-- START RECORDS TO USE --

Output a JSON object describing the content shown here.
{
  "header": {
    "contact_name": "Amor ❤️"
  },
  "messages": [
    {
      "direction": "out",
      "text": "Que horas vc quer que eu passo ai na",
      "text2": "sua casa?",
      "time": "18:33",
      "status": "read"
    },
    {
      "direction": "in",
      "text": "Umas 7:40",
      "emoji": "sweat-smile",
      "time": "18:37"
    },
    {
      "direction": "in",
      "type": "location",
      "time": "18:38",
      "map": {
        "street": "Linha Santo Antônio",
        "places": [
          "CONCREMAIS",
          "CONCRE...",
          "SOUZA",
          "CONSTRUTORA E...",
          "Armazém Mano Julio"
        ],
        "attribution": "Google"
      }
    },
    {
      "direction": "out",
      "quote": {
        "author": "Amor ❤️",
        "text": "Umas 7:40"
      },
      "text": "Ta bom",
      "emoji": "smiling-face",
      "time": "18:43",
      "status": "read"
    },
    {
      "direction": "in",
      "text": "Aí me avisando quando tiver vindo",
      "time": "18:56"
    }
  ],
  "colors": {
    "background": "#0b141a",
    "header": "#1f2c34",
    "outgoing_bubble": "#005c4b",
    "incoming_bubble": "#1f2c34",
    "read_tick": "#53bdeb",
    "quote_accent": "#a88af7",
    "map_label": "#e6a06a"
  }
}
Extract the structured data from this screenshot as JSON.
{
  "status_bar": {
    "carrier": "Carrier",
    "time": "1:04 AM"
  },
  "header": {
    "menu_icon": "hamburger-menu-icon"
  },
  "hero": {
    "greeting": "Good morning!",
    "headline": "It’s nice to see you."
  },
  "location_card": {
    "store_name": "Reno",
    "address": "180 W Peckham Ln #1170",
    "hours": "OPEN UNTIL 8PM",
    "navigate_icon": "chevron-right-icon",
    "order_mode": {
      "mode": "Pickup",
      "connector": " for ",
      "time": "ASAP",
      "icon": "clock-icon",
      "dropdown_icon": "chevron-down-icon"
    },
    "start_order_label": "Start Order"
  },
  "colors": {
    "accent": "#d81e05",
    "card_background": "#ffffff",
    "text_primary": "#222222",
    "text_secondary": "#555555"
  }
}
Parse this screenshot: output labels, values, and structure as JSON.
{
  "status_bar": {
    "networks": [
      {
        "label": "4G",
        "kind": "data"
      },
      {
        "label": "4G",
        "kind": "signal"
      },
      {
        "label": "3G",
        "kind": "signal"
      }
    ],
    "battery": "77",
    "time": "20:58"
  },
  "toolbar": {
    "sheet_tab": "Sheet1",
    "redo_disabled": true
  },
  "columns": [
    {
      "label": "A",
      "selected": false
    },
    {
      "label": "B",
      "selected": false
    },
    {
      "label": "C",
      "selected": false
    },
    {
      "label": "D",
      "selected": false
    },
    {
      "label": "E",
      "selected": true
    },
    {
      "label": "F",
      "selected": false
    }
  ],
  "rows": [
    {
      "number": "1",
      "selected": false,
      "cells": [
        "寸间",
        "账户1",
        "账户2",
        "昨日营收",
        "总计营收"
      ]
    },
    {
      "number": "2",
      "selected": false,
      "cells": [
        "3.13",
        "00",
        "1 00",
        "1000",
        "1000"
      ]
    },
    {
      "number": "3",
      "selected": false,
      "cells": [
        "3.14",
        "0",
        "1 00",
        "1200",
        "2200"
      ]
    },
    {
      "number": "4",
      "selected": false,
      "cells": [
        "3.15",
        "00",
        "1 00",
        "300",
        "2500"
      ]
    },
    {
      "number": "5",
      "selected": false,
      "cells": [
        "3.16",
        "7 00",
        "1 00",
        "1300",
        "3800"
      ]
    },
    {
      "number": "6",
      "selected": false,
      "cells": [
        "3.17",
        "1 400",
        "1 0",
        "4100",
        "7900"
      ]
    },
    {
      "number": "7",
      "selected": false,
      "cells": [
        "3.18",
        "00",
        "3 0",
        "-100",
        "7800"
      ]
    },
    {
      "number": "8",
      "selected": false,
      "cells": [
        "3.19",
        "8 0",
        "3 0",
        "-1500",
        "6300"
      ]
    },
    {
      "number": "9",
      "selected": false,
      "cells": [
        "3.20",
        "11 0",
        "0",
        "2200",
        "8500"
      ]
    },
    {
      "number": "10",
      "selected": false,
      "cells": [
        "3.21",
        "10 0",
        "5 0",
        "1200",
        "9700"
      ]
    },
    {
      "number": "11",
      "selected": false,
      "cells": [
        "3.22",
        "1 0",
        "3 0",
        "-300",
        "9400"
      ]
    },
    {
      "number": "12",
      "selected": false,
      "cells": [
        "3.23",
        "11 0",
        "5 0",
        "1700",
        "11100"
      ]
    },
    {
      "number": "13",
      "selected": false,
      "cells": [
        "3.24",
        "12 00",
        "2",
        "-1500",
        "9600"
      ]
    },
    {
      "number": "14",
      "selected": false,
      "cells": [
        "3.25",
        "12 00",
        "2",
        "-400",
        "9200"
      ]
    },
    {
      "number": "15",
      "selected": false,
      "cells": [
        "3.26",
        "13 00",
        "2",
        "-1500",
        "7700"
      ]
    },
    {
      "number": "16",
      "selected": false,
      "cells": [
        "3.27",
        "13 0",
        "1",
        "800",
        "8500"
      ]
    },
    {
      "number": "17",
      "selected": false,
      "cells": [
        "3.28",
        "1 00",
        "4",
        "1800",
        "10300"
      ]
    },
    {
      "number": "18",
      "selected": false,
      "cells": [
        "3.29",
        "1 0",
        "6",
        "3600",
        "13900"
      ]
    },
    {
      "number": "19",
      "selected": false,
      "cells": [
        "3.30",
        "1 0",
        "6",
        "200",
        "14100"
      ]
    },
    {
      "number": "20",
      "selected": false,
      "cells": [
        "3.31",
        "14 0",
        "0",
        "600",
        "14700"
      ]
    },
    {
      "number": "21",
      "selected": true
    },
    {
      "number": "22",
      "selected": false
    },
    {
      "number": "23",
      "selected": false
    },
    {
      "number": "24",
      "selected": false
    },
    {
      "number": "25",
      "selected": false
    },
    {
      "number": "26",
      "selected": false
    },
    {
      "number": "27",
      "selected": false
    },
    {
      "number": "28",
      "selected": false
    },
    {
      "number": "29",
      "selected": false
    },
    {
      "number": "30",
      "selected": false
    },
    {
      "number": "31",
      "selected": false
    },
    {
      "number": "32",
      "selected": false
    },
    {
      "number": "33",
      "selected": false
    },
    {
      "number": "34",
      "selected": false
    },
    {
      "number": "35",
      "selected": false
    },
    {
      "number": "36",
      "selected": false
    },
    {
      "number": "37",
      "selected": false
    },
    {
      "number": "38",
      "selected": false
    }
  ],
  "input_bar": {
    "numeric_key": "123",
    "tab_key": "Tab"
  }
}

-- END RECORDS TO USE --

Identify the lines in the entries above that contain "time", then copy them out.

- [REPLY]
      "time": "18:33",
      "time": "18:37"
      "time": "18:38",
      "time": "18:43",
      "time": "18:56"
    "time": "1:04 AM"
      "time": "ASAP",
    "time": "20:58"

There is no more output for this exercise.